## Start Records for this task

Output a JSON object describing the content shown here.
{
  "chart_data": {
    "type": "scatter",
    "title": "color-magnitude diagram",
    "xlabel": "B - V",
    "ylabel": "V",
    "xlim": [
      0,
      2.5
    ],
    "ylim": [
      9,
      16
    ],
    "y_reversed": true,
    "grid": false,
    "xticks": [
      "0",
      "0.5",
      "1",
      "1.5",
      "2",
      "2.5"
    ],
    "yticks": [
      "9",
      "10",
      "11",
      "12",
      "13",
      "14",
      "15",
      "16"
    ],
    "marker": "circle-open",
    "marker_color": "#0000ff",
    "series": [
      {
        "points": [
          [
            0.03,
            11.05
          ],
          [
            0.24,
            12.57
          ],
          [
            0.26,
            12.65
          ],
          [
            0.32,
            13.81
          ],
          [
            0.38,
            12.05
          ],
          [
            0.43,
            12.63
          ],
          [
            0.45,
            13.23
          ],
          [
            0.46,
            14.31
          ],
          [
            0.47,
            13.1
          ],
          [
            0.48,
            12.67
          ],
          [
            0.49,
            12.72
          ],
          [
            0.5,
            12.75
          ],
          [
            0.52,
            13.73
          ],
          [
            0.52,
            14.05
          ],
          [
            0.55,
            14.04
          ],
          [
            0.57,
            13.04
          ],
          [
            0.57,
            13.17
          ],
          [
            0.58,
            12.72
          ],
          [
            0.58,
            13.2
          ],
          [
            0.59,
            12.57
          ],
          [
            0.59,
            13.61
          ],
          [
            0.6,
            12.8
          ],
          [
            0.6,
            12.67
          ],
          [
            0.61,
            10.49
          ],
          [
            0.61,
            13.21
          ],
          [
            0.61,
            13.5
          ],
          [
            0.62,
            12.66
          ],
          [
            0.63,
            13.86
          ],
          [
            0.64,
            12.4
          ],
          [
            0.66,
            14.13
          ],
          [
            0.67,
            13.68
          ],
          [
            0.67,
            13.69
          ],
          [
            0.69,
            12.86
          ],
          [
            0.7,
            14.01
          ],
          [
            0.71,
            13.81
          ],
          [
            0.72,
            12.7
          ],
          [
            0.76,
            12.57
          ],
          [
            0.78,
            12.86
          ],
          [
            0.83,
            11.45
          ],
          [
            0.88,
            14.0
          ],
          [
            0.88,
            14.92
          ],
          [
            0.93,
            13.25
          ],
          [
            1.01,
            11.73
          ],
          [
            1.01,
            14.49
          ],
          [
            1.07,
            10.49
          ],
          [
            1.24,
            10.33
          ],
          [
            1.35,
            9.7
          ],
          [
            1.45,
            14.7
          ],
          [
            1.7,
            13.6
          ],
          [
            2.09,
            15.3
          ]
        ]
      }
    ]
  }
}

## End Records for this task

* _What this task involves_:
Extract the full set of entries word for word.

* _Answer to this problem_:
Output a JSON object describing the content shown here.
{
  "chart_data": {
    "type": "scatter",
    "title": "color-magnitude diagram",
    "xlabel": "B - V",
    "ylabel": "V",
    "xlim": [
      0,
      2.5
    ],
    "ylim": [
      9,
      16
    ],
    "y_reversed": true,
    "grid": false,
    "xticks": [
      "0",
      "0.5",
      "1",
      "1.5",
      "2",
      "2.5"
    ],
    "yticks": [
      "9",
      "10",
      "11",
      "12",
      "13",
      "14",
      "15",
      "16"
    ],
    "marker": "circle-open",
    "marker_color": "#0000ff",
    "series": [
      {
        "points": [
          [
            0.03,
            11.05
          ],
          [
            0.24,
            12.57
          ],
          [
            0.26,
            12.65
          ],
          [
            0.32,
            13.81
          ],
          [
            0.38,
            12.05
          ],
          [
            0.43,
            12.63
          ],
          [
            0.45,
            13.23
          ],
          [
            0.46,
            14.31
          ],
          [
            0.47,
            13.1
          ],
          [
            0.48,
            12.67
          ],
          [
            0.49,
            12.72
          ],
          [
            0.5,
            12.75
          ],
          [
            0.52,
            13.73
          ],
          [
            0.52,
            14.05
          ],
          [
            0.55,
            14.04
          ],
          [
            0.57,
            13.04
          ],
          [
            0.57,
            13.17
          ],
          [
            0.58,
            12.72
          ],
          [
            0.58,
            13.2
          ],
          [
            0.59,
            12.57
          ],
          [
            0.59,
            13.61
          ],
          [
            0.6,
            12.8
          ],
          [
            0.6,
            12.67
          ],
          [
            0.61,
            10.49
          ],
          [
            0.61,
            13.21
          ],
          [
            0.61,
            13.5
          ],
          [
            0.62,
            12.66
          ],
          [
            0.63,
            13.86
          ],
          [
            0.64,
            12.4
          ],
          [
            0.66,
            14.13
          ],
          [
            0.67,
            13.68
          ],
          [
            0.67,
            13.69
          ],
          [
            0.69,
            12.86
          ],
          [
            0.7,
            14.01
          ],
          [
            0.71,
            13.81
          ],
          [
            0.72,
            12.7
          ],
          [
            0.76,
            12.57
          ],
          [
            0.78,
            12.86
          ],
          [
            0.83,
            11.45
          ],
          [
            0.88,
            14.0
          ],
          [
            0.88,
            14.92
          ],
          [
            0.93,
            13.25
          ],
          [
            1.01,
            11.73
          ],
          [
            1.01,
            14.49
          ],
          [
            1.07,
            10.49
          ],
          [
            1.24,
            10.33
          ],
          [
            1.35,
            9.7
          ],
          [
            1.45,
            14.7
          ],
          [
            1.7,
            13.6
          ],
          [
            2.09,
            15.3
          ]
        ]
      }
    ]
  }
}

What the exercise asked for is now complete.